Pull every line of the entries that has the word "Amount".

-- Task material start --

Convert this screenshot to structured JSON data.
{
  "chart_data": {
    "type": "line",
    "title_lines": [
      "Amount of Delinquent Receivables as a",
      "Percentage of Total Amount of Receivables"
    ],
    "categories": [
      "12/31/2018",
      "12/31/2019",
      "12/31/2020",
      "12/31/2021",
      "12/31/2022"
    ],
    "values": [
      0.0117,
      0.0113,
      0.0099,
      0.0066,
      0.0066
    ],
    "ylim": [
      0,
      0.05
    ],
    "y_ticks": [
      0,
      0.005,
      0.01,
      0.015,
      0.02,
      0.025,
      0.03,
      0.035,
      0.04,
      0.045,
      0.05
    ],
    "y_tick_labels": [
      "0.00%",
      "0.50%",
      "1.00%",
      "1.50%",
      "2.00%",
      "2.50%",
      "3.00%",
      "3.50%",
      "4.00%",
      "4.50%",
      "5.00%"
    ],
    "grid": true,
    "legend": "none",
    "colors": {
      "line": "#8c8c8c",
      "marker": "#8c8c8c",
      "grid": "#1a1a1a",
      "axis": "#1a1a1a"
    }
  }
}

-- Task material end --

Response:
      "Amount of Delinquent Receivables as a",
      "Percentage of Total Amount of Receivables"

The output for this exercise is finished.